■ Description of the task
Scan the data for "加强管理" and copy the lines it appears in.

----------

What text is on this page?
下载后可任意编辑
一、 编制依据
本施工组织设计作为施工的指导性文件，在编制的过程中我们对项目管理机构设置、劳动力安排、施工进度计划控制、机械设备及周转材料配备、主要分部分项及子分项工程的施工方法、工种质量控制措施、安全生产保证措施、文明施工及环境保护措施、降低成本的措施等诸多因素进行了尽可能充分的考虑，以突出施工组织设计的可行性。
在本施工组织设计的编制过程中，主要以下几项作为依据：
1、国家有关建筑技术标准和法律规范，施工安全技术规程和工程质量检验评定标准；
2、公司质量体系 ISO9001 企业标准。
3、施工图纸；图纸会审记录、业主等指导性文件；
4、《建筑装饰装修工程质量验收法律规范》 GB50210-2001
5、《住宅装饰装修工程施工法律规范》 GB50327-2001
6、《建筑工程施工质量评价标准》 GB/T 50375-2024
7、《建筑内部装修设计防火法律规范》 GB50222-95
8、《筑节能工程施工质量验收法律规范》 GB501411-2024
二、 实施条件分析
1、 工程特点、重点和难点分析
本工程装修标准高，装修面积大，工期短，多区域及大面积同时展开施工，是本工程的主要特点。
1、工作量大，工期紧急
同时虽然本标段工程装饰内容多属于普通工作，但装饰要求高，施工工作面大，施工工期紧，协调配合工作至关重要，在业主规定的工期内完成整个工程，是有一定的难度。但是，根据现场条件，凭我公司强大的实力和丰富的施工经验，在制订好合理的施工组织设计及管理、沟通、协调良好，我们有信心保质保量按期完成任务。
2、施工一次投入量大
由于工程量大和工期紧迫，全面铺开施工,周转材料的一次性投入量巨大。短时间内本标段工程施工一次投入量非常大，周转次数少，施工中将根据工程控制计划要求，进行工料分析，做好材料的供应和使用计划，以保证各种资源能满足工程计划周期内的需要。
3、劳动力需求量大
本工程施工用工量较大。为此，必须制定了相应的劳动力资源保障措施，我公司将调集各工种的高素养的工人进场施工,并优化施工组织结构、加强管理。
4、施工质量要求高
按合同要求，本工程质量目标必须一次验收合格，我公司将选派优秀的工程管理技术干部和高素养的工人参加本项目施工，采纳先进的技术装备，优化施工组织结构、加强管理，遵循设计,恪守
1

----------

■ Finished exercise
本工程施工用工量较大。为此，必须制定了相应的劳动力资源保障措施，我公司将调集各工种的高素养的工人进场施工,并优化施工组织结构、加强管理。
按合同要求，本工程质量目标必须一次验收合格，我公司将选派优秀的工程管理技术干部和高素养的工人参加本项目施工，采纳先进的技术装备，优化施工组织结构、加强管理，遵循设计,恪守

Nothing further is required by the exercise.